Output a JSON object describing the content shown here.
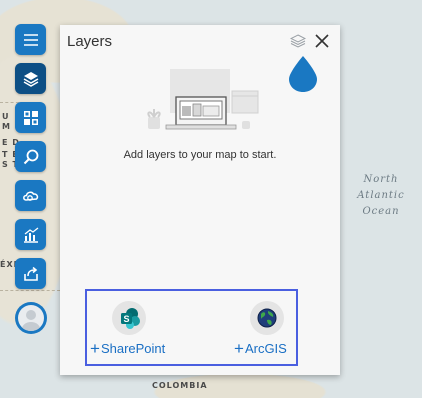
{
  "map": {
    "ocean_label": [
      "North",
      "Atlantic",
      "Ocean"
    ],
    "country_label": "COLOMBIA",
    "edge_labels": [
      "U",
      "M",
      "E D",
      "T E S",
      "S T",
      "ÉXI"
    ]
  },
  "toolbar": {
    "items": [
      {
        "name": "menu",
        "icon": "hamburger-icon",
        "active": false
      },
      {
        "name": "layers",
        "icon": "layers-icon",
        "active": true
      },
      {
        "name": "basemap",
        "icon": "basemap-gallery-icon",
        "active": false
      },
      {
        "name": "search",
        "icon": "search-icon",
        "active": false
      },
      {
        "name": "analysis",
        "icon": "cloud-analysis-icon",
        "active": false
      },
      {
        "name": "chart",
        "icon": "chart-icon",
        "active": false
      },
      {
        "name": "share",
        "icon": "share-icon",
        "active": false
      }
    ],
    "avatar_icon": "user-avatar-icon"
  },
  "layers_panel": {
    "title": "Layers",
    "empty_message": "Add layers to your map to start.",
    "sources": [
      {
        "label": "SharePoint",
        "icon": "sharepoint-icon",
        "prefix": "+"
      },
      {
        "label": "ArcGIS",
        "icon": "arcgis-globe-icon",
        "prefix": "+"
      }
    ]
  },
  "colors": {
    "toolbar_blue": "#1a78c2",
    "toolbar_active": "#0d4f85",
    "link_blue": "#1a6fc4",
    "highlight_border": "#4a5fe0"
  }
}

———

* _Exercise brief_:
Transcribe the records word for word and include no pictures.

* _Complete output_:
Output a JSON object describing the content shown here.
{
  "map": {
    "ocean_label": [
      "North",
      "Atlantic",
      "Ocean"
    ],
    "country_label": "COLOMBIA",
    "edge_labels": [
      "U",
      "M",
      "E D",
      "T E S",
      "S T",
      "ÉXI"
    ]
  },
  "toolbar": {
    "items": [
      {
        "name": "menu",
        "icon": "hamburger-icon",
        "active": false
      },
      {
        "name": "layers",
        "icon": "layers-icon",
        "active": true
      },
      {
        "name": "basemap",
        "icon": "basemap-gallery-icon",
        "active": false
      },
      {
        "name": "search",
        "icon": "search-icon",
        "active": false
      },
      {
        "name": "analysis",
        "icon": "cloud-analysis-icon",
        "active": false
      },
      {
        "name": "chart",
        "icon": "chart-icon",
        "active": false
      },
      {
        "name": "share",
        "icon": "share-icon",
        "active": false
      }
    ],
    "avatar_icon": "user-avatar-icon"
  },
  "layers_panel": {
    "title": "Layers",
    "empty_message": "Add layers to your map to start.",
    "sources": [
      {
        "label": "SharePoint",
        "icon": "sharepoint-icon",
        "prefix": "+"
      },
      {
        "label": "ArcGIS",
        "icon": "arcgis-globe-icon",
        "prefix": "+"
      }
    ]
  },
  "colors": {
    "toolbar_blue": "#1a78c2",
    "toolbar_active": "#0d4f85",
    "link_blue": "#1a6fc4",
    "highlight_border": "#4a5fe0"
  }
}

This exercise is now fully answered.